WRITTEN PROBLEM
Answer these questions from the text on the icon wall, one line each:
(a) What do the icon wall and the Beautiful Gate remind Orthodox worshipers that they are in?
(b) What was Jesus doing as a young boy when St Joseph and the Blessed Virgin Mary found him in the Temple?
(c) Which feast commemorates Mary's dedication to the Temple?

EXTRACT TO READ
-----

This visual barrier encourages people to experience the Liturgy with their "spiritual eyes", their hearts and their very souls. The icon wall and the Beautiful Gate serves to remind Orthodox worshipers that they are in a house of God, a holy temple evoking the memory of the ancient Temple at Jerusalem, which was the glory of Solomon and the heart of Israelite worship of the one God. Church tradition and Holy Scriptures maintain that St Joseph and the Blessed Virgin Mary found Jesus as a young boy teaching in the Temple, and the Theotokos served as one of the virgin weavers of the Holy of Holies curtains after her dedication to the Temple when she was a young girl. The Church commemorates Mary's dedication to the Temple in her feast of the Entrance of the Theotokos into the Temple.

-----

GIVEN ENTRIES
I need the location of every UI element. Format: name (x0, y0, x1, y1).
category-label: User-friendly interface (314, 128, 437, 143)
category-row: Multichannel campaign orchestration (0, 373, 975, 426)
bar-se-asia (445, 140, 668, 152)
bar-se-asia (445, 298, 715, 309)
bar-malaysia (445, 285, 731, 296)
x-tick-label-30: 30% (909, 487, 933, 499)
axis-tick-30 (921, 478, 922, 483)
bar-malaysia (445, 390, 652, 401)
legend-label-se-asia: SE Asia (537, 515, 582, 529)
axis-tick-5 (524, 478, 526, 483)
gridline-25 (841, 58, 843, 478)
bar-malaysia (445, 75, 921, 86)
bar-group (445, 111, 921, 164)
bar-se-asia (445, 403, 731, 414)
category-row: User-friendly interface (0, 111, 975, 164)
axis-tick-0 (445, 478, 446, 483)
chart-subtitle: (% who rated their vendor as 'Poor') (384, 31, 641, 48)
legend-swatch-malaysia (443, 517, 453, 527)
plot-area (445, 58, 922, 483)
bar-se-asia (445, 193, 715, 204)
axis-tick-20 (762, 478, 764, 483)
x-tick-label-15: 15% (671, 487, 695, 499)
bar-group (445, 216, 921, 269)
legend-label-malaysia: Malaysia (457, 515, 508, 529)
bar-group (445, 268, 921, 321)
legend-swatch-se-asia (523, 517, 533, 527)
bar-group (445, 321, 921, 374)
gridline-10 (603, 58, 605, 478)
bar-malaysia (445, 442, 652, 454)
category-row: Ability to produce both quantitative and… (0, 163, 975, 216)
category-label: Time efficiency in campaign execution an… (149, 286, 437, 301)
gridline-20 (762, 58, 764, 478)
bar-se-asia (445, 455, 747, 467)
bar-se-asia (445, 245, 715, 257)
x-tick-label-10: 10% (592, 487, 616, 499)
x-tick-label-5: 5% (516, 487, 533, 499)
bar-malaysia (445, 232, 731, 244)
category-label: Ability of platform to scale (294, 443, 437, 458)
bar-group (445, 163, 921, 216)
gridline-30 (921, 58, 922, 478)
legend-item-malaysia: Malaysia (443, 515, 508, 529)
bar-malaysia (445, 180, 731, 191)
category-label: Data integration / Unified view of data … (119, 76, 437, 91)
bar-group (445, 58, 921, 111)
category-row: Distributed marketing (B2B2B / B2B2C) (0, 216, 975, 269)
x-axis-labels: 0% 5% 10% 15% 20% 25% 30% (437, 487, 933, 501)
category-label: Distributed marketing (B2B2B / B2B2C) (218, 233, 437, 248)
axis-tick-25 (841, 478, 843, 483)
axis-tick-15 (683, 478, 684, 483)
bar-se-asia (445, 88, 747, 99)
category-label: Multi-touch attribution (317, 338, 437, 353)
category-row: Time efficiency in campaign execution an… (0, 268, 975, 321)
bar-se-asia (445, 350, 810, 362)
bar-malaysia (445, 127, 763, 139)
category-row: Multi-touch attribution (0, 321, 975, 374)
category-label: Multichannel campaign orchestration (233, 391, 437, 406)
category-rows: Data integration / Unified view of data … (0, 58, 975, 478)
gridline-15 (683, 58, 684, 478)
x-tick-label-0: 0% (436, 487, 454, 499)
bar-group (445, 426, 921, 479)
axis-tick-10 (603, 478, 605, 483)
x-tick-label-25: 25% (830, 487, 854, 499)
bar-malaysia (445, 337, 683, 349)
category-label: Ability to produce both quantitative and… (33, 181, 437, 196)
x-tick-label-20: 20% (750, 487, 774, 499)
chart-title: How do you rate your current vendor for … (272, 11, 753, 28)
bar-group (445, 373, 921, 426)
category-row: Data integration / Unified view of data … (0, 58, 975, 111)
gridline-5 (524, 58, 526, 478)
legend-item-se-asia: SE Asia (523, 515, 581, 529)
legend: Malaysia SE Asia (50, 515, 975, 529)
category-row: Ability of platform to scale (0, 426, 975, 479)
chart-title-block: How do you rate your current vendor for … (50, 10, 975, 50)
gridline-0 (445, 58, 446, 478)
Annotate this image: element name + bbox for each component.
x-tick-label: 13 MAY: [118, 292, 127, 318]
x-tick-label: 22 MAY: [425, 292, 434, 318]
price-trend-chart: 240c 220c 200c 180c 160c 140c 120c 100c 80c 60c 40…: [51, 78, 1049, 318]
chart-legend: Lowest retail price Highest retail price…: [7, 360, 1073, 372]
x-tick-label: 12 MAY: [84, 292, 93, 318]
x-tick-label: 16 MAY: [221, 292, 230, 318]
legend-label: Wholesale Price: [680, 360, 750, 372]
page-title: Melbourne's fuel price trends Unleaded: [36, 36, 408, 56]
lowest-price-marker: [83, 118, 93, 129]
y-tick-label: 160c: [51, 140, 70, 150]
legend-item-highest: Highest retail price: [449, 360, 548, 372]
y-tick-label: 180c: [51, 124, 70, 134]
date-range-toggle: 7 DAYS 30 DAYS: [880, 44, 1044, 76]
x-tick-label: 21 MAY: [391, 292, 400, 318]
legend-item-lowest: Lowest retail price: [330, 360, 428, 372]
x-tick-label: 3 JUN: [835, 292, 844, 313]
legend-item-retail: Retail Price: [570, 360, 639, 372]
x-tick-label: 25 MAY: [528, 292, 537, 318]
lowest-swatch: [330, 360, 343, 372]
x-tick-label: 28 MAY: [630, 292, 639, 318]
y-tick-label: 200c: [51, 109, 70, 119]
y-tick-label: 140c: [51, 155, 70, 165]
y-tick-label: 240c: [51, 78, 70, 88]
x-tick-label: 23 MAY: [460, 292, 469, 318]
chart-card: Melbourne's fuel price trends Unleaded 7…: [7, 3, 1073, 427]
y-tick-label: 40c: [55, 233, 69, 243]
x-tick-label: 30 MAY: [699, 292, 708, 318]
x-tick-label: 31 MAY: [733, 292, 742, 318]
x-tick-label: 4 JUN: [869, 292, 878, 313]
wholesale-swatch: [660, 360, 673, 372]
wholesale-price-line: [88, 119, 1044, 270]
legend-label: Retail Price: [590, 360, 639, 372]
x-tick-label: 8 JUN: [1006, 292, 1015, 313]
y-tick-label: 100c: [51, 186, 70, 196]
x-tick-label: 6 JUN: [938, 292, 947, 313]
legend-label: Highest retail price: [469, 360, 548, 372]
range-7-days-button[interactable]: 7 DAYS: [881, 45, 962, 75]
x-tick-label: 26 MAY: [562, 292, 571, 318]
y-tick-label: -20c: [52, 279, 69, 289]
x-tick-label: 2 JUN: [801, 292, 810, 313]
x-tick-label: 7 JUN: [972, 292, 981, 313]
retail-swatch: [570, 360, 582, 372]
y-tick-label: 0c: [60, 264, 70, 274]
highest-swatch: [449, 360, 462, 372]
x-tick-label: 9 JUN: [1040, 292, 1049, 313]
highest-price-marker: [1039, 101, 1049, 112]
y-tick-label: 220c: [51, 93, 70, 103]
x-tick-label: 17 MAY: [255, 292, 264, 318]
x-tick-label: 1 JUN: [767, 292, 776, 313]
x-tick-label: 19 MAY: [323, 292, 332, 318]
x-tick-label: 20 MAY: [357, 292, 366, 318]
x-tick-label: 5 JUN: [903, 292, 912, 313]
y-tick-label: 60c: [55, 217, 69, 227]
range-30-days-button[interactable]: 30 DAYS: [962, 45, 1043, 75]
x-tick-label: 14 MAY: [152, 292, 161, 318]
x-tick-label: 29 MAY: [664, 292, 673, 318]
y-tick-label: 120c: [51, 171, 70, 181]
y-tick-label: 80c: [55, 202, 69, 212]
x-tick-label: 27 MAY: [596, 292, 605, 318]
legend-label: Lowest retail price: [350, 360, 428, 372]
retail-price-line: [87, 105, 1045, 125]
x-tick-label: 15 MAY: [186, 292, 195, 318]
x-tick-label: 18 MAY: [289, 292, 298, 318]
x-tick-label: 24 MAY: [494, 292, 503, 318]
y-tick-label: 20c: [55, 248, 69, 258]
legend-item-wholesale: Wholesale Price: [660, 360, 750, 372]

-----

ANSWER TO THE PROBLEM
(a) A house of God, a holy temple evoking the memory of the ancient Temple at Jerusalem.
(b) He was teaching in the Temple.
(c) The feast of the Entrance of the Theotokos into the Temple.